=== TASK REQUIREMENTS ===
Copy out all the entries exactly.

Stored items from a collection
▶
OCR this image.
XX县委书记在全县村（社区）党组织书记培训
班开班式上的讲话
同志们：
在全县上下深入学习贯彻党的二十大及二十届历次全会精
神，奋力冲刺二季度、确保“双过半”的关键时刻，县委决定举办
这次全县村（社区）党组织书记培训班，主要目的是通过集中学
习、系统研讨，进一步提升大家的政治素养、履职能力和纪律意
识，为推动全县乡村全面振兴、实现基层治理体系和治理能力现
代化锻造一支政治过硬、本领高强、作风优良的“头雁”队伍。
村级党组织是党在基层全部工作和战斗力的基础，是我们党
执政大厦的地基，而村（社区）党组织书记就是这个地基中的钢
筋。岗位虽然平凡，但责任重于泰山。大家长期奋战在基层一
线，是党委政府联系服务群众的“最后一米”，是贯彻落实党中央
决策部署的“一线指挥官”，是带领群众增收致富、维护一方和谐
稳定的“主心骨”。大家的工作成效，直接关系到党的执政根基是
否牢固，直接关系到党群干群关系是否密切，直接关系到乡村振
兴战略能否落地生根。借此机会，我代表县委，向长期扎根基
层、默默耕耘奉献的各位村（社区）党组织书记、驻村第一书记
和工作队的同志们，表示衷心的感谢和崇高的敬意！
◀
=== RESPONSE FOR THIS EXERCISE ===
OCR this image.
XX县委书记在全县村（社区）党组织书记培训
班开班式上的讲话
同志们：
在全县上下深入学习贯彻党的二十大及二十届历次全会精
神，奋力冲刺二季度、确保“双过半”的关键时刻，县委决定举办
这次全县村（社区）党组织书记培训班，主要目的是通过集中学
习、系统研讨，进一步提升大家的政治素养、履职能力和纪律意
识，为推动全县乡村全面振兴、实现基层治理体系和治理能力现
代化锻造一支政治过硬、本领高强、作风优良的“头雁”队伍。
村级党组织是党在基层全部工作和战斗力的基础，是我们党
执政大厦的地基，而村（社区）党组织书记就是这个地基中的钢
筋。岗位虽然平凡，但责任重于泰山。大家长期奋战在基层一
线，是党委政府联系服务群众的“最后一米”，是贯彻落实党中央
决策部署的“一线指挥官”，是带领群众增收致富、维护一方和谐
稳定的“主心骨”。大家的工作成效，直接关系到党的执政根基是
否牢固，直接关系到党群干群关系是否密切，直接关系到乡村振
兴战略能否落地生根。借此机会，我代表县委，向长期扎根基
层、默默耕耘奉献的各位村（社区）党组织书记、驻村第一书记
和工作队的同志们，表示衷心的感谢和崇高的敬意！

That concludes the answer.